- [Work required]: All of the entries need to be written out again, exactly as they are.

(Stored items)
>> start

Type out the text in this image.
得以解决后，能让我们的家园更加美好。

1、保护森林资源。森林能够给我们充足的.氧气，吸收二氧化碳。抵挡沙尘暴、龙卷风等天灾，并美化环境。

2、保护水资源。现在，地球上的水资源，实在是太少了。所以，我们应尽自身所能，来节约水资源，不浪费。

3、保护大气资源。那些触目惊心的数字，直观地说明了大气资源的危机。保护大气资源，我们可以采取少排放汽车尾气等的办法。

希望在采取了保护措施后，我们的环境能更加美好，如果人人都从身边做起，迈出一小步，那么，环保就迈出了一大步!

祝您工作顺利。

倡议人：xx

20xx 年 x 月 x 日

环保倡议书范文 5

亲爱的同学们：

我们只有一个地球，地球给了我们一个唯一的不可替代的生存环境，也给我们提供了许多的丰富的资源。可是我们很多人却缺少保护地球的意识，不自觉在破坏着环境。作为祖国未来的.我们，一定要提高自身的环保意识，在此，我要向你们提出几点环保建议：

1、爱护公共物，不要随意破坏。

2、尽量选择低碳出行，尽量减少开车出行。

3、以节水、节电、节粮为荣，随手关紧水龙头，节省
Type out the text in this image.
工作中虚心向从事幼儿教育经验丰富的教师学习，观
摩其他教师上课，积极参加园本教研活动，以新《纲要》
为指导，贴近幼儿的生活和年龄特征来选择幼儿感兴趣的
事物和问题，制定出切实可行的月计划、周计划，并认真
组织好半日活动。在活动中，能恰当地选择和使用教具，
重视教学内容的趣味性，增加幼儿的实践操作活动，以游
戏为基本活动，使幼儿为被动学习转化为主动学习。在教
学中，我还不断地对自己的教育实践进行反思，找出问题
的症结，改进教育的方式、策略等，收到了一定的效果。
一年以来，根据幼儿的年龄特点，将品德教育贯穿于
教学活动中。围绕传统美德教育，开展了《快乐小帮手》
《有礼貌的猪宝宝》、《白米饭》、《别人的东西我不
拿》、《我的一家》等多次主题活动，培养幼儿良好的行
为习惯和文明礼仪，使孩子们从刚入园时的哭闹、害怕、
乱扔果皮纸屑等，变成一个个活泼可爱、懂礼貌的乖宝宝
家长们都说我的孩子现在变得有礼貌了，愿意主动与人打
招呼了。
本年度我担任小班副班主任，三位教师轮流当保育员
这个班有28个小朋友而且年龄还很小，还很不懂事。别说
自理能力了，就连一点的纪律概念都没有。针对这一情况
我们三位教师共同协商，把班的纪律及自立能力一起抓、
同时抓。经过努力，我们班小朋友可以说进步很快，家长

>> end

- [Worked answer]:
Type out the text in this image.
得以解决后，能让我们的家园更加美好。

1、保护森林资源。森林能够给我们充足的.氧气，吸收二氧化碳。抵挡沙尘暴、龙卷风等天灾，并美化环境。

2、保护水资源。现在，地球上的水资源，实在是太少了。所以，我们应尽自身所能，来节约水资源，不浪费。

3、保护大气资源。那些触目惊心的数字，直观地说明了大气资源的危机。保护大气资源，我们可以采取少排放汽车尾气等的办法。

希望在采取了保护措施后，我们的环境能更加美好，如果人人都从身边做起，迈出一小步，那么，环保就迈出了一大步!

祝您工作顺利。

倡议人：xx

20xx 年 x 月 x 日

环保倡议书范文 5

亲爱的同学们：

我们只有一个地球，地球给了我们一个唯一的不可替代的生存环境，也给我们提供了许多的丰富的资源。可是我们很多人却缺少保护地球的意识，不自觉在破坏着环境。作为祖国未来的.我们，一定要提高自身的环保意识，在此，我要向你们提出几点环保建议：

1、爱护公共物，不要随意破坏。

2、尽量选择低碳出行，尽量减少开车出行。

3、以节水、节电、节粮为荣，随手关紧水龙头，节省
Type out the text in this image.
工作中虚心向从事幼儿教育经验丰富的教师学习，观
摩其他教师上课，积极参加园本教研活动，以新《纲要》
为指导，贴近幼儿的生活和年龄特征来选择幼儿感兴趣的
事物和问题，制定出切实可行的月计划、周计划，并认真
组织好半日活动。在活动中，能恰当地选择和使用教具，
重视教学内容的趣味性，增加幼儿的实践操作活动，以游
戏为基本活动，使幼儿为被动学习转化为主动学习。在教
学中，我还不断地对自己的教育实践进行反思，找出问题
的症结，改进教育的方式、策略等，收到了一定的效果。
一年以来，根据幼儿的年龄特点，将品德教育贯穿于
教学活动中。围绕传统美德教育，开展了《快乐小帮手》
《有礼貌的猪宝宝》、《白米饭》、《别人的东西我不
拿》、《我的一家》等多次主题活动，培养幼儿良好的行
为习惯和文明礼仪，使孩子们从刚入园时的哭闹、害怕、
乱扔果皮纸屑等，变成一个个活泼可爱、懂礼貌的乖宝宝
家长们都说我的孩子现在变得有礼貌了，愿意主动与人打
招呼了。
本年度我担任小班副班主任，三位教师轮流当保育员
这个班有28个小朋友而且年龄还很小，还很不懂事。别说
自理能力了，就连一点的纪律概念都没有。针对这一情况
我们三位教师共同协商，把班的纪律及自立能力一起抓、
同时抓。经过努力，我们班小朋友可以说进步很快，家长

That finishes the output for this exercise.